** Task to complete **
Return all entries precisely as they stand, without the images.

-- begin Data for this exercise --

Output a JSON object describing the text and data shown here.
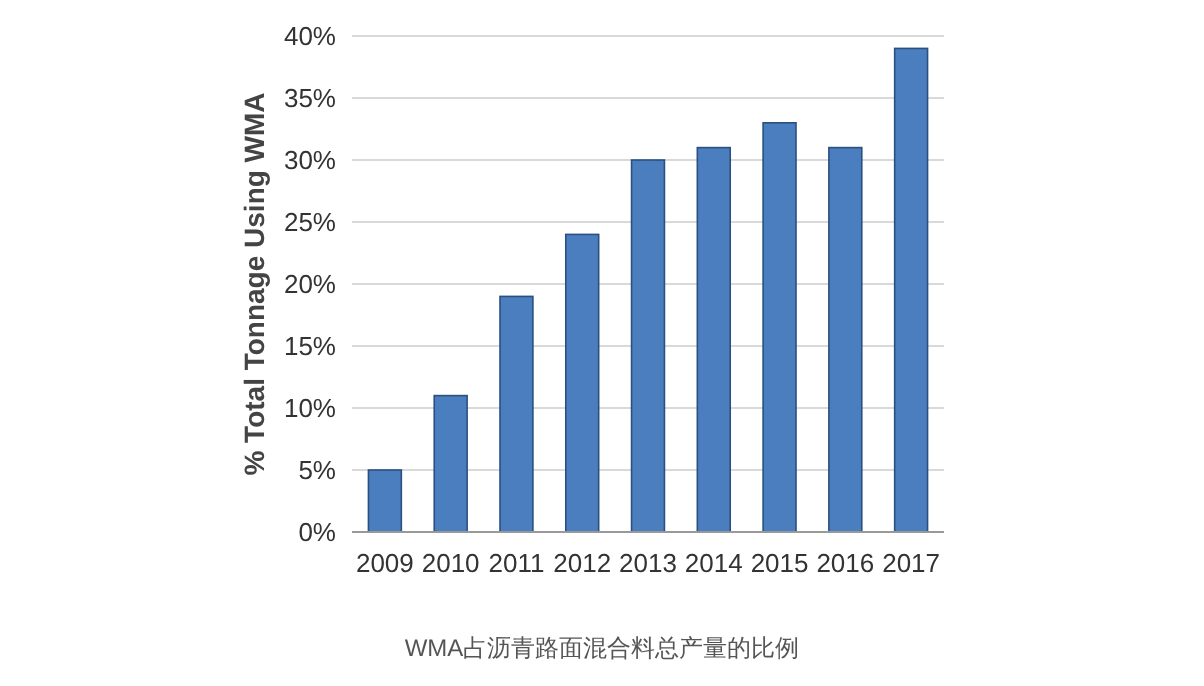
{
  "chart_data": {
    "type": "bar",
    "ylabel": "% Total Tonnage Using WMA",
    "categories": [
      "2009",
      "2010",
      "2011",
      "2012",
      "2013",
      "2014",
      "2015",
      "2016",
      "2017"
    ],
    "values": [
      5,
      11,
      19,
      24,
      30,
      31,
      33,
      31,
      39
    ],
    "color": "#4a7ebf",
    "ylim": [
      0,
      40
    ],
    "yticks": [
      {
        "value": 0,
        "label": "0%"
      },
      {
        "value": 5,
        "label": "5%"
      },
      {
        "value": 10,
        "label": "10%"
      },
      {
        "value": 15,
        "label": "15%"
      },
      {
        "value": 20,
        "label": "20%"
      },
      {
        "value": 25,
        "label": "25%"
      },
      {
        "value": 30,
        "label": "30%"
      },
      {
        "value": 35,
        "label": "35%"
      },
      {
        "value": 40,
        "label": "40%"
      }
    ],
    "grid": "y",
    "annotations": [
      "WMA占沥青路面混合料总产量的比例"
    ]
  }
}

-- end Data for this exercise --

** Answer for this exercise **
Output a JSON object describing the text and data shown here.
{
  "chart_data": {
    "type": "bar",
    "ylabel": "% Total Tonnage Using WMA",
    "categories": [
      "2009",
      "2010",
      "2011",
      "2012",
      "2013",
      "2014",
      "2015",
      "2016",
      "2017"
    ],
    "values": [
      5,
      11,
      19,
      24,
      30,
      31,
      33,
      31,
      39
    ],
    "color": "#4a7ebf",
    "ylim": [
      0,
      40
    ],
    "yticks": [
      {
        "value": 0,
        "label": "0%"
      },
      {
        "value": 5,
        "label": "5%"
      },
      {
        "value": 10,
        "label": "10%"
      },
      {
        "value": 15,
        "label": "15%"
      },
      {
        "value": 20,
        "label": "20%"
      },
      {
        "value": 25,
        "label": "25%"
      },
      {
        "value": 30,
        "label": "30%"
      },
      {
        "value": 35,
        "label": "35%"
      },
      {
        "value": 40,
        "label": "40%"
      }
    ],
    "grid": "y",
    "annotations": [
      "WMA占沥青路面混合料总产量的比例"
    ]
  }
}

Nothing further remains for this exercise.